* _Task inputs_

===

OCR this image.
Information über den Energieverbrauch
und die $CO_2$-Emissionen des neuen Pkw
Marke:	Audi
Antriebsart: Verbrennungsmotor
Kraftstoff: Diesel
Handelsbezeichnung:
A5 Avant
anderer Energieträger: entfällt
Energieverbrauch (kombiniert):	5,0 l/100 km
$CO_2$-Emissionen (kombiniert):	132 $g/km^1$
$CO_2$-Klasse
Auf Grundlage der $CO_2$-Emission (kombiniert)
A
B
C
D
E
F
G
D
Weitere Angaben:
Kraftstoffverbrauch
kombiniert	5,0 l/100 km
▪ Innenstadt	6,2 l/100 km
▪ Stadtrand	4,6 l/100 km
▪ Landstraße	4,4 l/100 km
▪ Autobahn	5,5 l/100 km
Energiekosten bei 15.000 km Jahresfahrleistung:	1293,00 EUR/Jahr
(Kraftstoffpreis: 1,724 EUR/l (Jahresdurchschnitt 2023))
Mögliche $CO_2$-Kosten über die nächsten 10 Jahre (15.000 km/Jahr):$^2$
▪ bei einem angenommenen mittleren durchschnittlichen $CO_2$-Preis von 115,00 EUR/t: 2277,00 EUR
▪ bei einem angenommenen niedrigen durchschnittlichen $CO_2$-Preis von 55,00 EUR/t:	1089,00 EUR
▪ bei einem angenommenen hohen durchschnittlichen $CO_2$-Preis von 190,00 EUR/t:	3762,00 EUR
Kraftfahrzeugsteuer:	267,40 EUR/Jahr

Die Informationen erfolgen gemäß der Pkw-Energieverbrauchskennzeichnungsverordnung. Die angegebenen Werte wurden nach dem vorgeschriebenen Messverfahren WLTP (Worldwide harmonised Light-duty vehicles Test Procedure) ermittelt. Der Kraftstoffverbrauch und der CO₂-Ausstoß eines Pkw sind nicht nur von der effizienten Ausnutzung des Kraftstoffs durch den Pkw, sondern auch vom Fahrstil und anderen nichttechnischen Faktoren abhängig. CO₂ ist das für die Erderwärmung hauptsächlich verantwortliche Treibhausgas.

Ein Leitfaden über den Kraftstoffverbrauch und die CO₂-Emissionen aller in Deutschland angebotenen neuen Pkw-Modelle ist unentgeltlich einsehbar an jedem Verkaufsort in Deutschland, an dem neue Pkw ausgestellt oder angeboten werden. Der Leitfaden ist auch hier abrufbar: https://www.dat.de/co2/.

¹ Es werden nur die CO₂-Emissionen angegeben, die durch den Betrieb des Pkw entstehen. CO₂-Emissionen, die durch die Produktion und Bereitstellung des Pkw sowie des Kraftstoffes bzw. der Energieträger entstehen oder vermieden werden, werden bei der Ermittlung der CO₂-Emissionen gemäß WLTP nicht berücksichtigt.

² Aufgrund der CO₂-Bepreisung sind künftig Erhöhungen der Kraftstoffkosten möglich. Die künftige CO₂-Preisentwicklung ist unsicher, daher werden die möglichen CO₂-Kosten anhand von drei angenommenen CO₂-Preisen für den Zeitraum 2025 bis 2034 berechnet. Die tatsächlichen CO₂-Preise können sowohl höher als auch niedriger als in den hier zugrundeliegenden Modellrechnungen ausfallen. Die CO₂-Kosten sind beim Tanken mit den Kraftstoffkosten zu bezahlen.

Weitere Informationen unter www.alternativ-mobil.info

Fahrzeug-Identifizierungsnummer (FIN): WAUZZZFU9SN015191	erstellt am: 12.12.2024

===

* _Problem_
Transcribe the records above exactly, keeping every line.

* _Answer below_
OCR this image.
Information über den Energieverbrauch
und die $CO_2$-Emissionen des neuen Pkw
Marke:	Audi
Antriebsart: Verbrennungsmotor
Kraftstoff: Diesel
Handelsbezeichnung:
A5 Avant
anderer Energieträger: entfällt
Energieverbrauch (kombiniert):	5,0 l/100 km
$CO_2$-Emissionen (kombiniert):	132 $g/km^1$
$CO_2$-Klasse
Auf Grundlage der $CO_2$-Emission (kombiniert)
A
B
C
D
E
F
G
D
Weitere Angaben:
Kraftstoffverbrauch
kombiniert	5,0 l/100 km
▪ Innenstadt	6,2 l/100 km
▪ Stadtrand	4,6 l/100 km
▪ Landstraße	4,4 l/100 km
▪ Autobahn	5,5 l/100 km
Energiekosten bei 15.000 km Jahresfahrleistung:	1293,00 EUR/Jahr
(Kraftstoffpreis: 1,724 EUR/l (Jahresdurchschnitt 2023))
Mögliche $CO_2$-Kosten über die nächsten 10 Jahre (15.000 km/Jahr):$^2$
▪ bei einem angenommenen mittleren durchschnittlichen $CO_2$-Preis von 115,00 EUR/t: 2277,00 EUR
▪ bei einem angenommenen niedrigen durchschnittlichen $CO_2$-Preis von 55,00 EUR/t:	1089,00 EUR
▪ bei einem angenommenen hohen durchschnittlichen $CO_2$-Preis von 190,00 EUR/t:	3762,00 EUR
Kraftfahrzeugsteuer:	267,40 EUR/Jahr

Die Informationen erfolgen gemäß der Pkw-Energieverbrauchskennzeichnungsverordnung. Die angegebenen Werte wurden nach dem vorgeschriebenen Messverfahren WLTP (Worldwide harmonised Light-duty vehicles Test Procedure) ermittelt. Der Kraftstoffverbrauch und der CO₂-Ausstoß eines Pkw sind nicht nur von der effizienten Ausnutzung des Kraftstoffs durch den Pkw, sondern auch vom Fahrstil und anderen nichttechnischen Faktoren abhängig. CO₂ ist das für die Erderwärmung hauptsächlich verantwortliche Treibhausgas.

Ein Leitfaden über den Kraftstoffverbrauch und die CO₂-Emissionen aller in Deutschland angebotenen neuen Pkw-Modelle ist unentgeltlich einsehbar an jedem Verkaufsort in Deutschland, an dem neue Pkw ausgestellt oder angeboten werden. Der Leitfaden ist auch hier abrufbar: https://www.dat.de/co2/.

¹ Es werden nur die CO₂-Emissionen angegeben, die durch den Betrieb des Pkw entstehen. CO₂-Emissionen, die durch die Produktion und Bereitstellung des Pkw sowie des Kraftstoffes bzw. der Energieträger entstehen oder vermieden werden, werden bei der Ermittlung der CO₂-Emissionen gemäß WLTP nicht berücksichtigt.

² Aufgrund der CO₂-Bepreisung sind künftig Erhöhungen der Kraftstoffkosten möglich. Die künftige CO₂-Preisentwicklung ist unsicher, daher werden die möglichen CO₂-Kosten anhand von drei angenommenen CO₂-Preisen für den Zeitraum 2025 bis 2034 berechnet. Die tatsächlichen CO₂-Preise können sowohl höher als auch niedriger als in den hier zugrundeliegenden Modellrechnungen ausfallen. Die CO₂-Kosten sind beim Tanken mit den Kraftstoffkosten zu bezahlen.

Weitere Informationen unter www.alternativ-mobil.info

Fahrzeug-Identifizierungsnummer (FIN): WAUZZZFU9SN015191	erstellt am: 12.12.2024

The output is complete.